- SHORT TASK
Repeat each record below exactly as given.

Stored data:
★ ★ ★ ★
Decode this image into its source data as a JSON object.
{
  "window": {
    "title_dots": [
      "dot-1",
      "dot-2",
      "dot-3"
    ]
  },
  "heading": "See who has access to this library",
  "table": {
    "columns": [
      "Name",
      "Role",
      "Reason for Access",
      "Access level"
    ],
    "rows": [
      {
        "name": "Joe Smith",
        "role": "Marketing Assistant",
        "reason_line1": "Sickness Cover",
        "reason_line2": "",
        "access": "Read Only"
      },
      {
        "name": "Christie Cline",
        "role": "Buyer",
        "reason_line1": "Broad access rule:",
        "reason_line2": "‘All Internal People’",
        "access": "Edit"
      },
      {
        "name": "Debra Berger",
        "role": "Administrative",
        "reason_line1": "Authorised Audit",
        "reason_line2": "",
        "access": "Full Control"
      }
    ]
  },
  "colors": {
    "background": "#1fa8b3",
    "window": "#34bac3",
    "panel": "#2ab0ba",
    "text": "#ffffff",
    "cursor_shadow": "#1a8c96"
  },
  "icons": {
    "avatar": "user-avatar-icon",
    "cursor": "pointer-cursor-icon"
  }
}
★ ★ ★ ★
- FULL SOLUTION
Decode this image into its source data as a JSON object.
{
  "window": {
    "title_dots": [
      "dot-1",
      "dot-2",
      "dot-3"
    ]
  },
  "heading": "See who has access to this library",
  "table": {
    "columns": [
      "Name",
      "Role",
      "Reason for Access",
      "Access level"
    ],
    "rows": [
      {
        "name": "Joe Smith",
        "role": "Marketing Assistant",
        "reason_line1": "Sickness Cover",
        "reason_line2": "",
        "access": "Read Only"
      },
      {
        "name": "Christie Cline",
        "role": "Buyer",
        "reason_line1": "Broad access rule:",
        "reason_line2": "‘All Internal People’",
        "access": "Edit"
      },
      {
        "name": "Debra Berger",
        "role": "Administrative",
        "reason_line1": "Authorised Audit",
        "reason_line2": "",
        "access": "Full Control"
      }
    ]
  },
  "colors": {
    "background": "#1fa8b3",
    "window": "#34bac3",
    "panel": "#2ab0ba",
    "text": "#ffffff",
    "cursor_shadow": "#1a8c96"
  },
  "icons": {
    "avatar": "user-avatar-icon",
    "cursor": "pointer-cursor-icon"
  }
}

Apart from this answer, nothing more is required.